*** Opening of Source records ***
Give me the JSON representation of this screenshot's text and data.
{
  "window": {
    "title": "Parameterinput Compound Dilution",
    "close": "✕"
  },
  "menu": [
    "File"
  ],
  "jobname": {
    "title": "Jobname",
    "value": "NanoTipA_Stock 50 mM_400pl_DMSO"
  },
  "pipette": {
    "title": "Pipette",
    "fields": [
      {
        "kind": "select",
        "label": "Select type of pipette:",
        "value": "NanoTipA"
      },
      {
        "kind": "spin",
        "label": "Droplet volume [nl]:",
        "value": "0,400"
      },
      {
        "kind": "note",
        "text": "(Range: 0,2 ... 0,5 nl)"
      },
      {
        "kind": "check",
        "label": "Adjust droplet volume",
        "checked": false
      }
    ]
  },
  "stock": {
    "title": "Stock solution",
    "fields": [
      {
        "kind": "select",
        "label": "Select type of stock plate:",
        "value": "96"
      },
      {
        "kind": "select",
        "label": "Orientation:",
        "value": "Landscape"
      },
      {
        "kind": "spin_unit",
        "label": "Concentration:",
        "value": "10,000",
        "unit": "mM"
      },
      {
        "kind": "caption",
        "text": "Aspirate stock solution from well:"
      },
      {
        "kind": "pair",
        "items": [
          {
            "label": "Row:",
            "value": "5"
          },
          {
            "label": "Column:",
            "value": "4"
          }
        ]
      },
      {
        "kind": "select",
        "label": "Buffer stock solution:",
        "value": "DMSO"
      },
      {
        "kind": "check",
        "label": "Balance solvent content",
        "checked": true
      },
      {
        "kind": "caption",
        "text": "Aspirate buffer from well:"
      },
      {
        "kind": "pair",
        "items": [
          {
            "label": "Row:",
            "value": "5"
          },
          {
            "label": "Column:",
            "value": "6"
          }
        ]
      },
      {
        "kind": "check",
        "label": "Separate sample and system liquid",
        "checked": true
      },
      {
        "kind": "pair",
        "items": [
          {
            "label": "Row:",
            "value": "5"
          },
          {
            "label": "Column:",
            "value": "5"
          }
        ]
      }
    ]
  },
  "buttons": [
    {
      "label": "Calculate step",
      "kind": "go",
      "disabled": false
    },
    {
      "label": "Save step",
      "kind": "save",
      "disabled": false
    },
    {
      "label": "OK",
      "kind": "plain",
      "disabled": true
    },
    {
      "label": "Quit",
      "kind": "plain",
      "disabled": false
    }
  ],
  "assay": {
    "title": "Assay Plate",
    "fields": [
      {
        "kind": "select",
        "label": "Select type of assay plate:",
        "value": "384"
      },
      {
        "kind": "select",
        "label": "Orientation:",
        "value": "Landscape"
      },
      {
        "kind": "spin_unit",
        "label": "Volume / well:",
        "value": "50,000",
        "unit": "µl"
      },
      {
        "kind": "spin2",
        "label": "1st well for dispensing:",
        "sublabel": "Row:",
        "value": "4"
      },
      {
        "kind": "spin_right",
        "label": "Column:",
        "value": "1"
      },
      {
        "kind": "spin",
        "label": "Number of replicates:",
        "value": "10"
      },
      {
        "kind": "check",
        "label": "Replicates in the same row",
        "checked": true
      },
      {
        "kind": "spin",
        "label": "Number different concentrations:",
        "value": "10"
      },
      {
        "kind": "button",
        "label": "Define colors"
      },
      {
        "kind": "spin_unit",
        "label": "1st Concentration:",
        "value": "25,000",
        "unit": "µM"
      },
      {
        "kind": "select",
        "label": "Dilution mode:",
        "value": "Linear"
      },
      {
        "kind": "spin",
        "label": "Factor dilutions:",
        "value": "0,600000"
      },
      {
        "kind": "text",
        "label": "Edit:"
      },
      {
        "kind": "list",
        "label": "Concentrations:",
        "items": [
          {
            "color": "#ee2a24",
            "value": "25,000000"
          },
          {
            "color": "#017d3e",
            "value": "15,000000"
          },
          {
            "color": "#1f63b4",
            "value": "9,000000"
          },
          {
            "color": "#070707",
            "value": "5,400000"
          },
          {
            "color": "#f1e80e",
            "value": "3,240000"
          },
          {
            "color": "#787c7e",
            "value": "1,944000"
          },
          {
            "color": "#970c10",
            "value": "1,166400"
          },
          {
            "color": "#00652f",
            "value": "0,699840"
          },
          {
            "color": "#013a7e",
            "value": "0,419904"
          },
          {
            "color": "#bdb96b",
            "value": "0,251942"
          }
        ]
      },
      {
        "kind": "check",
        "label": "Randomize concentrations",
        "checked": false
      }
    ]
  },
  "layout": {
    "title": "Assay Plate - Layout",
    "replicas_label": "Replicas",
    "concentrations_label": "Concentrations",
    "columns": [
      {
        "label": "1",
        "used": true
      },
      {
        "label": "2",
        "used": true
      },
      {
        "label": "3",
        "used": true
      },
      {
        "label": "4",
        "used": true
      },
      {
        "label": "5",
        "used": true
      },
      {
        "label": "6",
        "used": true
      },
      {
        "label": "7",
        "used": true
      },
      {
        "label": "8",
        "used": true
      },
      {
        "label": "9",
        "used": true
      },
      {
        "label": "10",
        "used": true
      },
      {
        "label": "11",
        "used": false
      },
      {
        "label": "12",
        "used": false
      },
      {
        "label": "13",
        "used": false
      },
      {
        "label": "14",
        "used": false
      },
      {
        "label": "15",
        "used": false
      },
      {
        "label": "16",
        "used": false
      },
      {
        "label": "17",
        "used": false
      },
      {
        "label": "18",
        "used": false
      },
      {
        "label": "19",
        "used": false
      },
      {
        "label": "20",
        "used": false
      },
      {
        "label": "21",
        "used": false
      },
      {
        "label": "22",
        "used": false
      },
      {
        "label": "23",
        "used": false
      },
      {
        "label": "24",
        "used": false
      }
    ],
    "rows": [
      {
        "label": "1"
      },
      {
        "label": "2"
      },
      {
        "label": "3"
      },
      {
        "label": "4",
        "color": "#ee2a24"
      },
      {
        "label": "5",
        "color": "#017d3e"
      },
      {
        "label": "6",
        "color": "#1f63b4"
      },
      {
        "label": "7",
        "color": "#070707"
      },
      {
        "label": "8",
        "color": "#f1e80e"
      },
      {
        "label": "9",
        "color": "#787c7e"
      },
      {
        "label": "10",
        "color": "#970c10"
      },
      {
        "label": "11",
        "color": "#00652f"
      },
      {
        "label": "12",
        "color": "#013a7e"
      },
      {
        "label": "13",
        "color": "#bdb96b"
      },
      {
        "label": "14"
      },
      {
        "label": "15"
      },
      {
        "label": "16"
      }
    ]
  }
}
*** Close of Source records ***
*** Opening of Source records ***
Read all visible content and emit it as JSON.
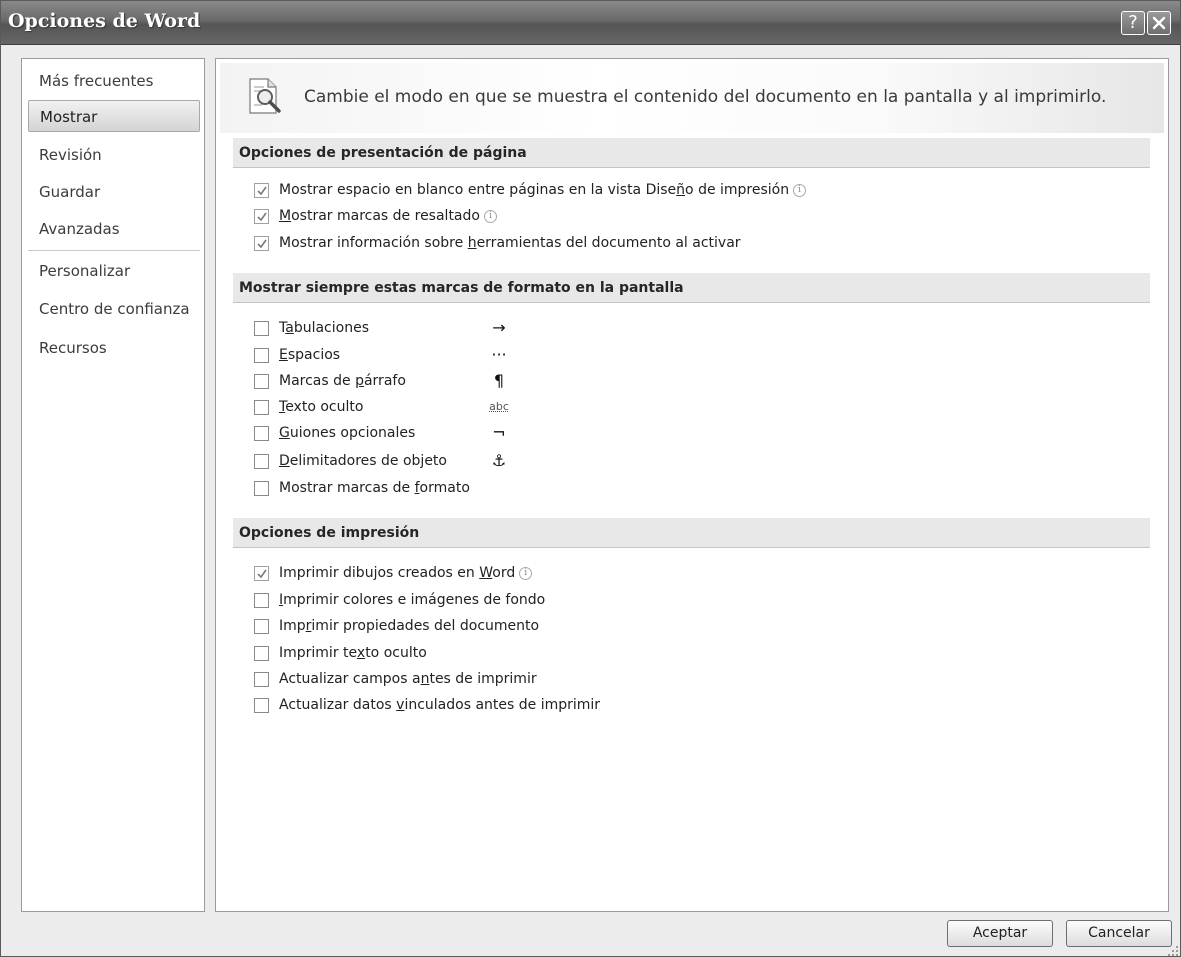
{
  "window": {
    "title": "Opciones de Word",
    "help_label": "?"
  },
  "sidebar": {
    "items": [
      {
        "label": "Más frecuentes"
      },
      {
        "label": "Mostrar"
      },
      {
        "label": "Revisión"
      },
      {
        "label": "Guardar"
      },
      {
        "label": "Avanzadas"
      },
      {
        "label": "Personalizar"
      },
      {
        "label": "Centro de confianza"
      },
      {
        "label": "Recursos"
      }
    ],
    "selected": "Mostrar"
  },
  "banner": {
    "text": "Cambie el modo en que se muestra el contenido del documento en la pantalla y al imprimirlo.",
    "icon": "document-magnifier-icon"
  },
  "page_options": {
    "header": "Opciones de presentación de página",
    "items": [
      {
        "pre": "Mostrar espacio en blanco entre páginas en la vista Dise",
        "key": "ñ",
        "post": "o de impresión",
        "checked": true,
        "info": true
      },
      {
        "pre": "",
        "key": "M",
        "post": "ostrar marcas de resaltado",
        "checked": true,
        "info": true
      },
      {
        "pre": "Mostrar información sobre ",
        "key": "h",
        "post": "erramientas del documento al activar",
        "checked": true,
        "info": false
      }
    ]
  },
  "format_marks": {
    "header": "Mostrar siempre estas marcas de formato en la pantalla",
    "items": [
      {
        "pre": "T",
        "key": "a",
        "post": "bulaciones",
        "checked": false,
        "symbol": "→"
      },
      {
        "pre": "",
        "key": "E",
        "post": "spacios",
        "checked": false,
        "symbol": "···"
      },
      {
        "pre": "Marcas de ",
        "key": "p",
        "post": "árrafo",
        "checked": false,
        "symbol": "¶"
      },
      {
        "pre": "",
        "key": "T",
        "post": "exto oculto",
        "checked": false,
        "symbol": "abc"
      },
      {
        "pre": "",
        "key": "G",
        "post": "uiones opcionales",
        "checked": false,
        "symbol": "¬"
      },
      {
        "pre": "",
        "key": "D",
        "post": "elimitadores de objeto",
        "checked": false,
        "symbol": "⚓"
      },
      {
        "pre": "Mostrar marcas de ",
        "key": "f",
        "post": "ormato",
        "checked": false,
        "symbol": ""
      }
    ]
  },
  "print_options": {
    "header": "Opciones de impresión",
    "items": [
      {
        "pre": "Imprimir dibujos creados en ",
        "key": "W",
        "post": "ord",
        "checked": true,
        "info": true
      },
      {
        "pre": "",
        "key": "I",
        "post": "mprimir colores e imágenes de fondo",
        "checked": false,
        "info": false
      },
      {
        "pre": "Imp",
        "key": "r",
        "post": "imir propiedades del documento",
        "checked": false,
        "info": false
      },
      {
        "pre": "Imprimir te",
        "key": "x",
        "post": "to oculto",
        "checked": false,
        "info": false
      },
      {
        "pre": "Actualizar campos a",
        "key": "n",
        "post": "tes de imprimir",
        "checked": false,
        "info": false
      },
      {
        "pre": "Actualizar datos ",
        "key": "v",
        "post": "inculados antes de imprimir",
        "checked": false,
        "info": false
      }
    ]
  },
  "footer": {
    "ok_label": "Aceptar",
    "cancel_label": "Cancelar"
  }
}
*** Close of Source records ***
*** Opening of Source records ***
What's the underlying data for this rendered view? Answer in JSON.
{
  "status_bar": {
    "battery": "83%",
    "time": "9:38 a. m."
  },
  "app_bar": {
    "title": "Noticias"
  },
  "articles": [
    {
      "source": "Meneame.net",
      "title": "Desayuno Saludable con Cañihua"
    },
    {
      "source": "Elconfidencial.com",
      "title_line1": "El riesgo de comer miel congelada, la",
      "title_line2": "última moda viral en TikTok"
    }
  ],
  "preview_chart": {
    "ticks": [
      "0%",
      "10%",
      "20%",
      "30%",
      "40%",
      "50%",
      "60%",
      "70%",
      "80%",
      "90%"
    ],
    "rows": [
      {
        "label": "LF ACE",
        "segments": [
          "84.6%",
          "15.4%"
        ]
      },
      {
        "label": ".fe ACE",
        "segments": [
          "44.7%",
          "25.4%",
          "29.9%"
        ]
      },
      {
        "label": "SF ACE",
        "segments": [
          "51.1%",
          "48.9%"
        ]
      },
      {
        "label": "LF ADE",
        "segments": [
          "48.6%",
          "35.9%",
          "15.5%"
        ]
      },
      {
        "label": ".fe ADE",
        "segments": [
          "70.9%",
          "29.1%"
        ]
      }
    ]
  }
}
*** Close of Source records ***
→ What is needed:
Set apart and copy each line of the records that holds the word "Number".

→ Result for this exercise:
        "label": "Number of replicates:",
        "label": "Number different concentrations:",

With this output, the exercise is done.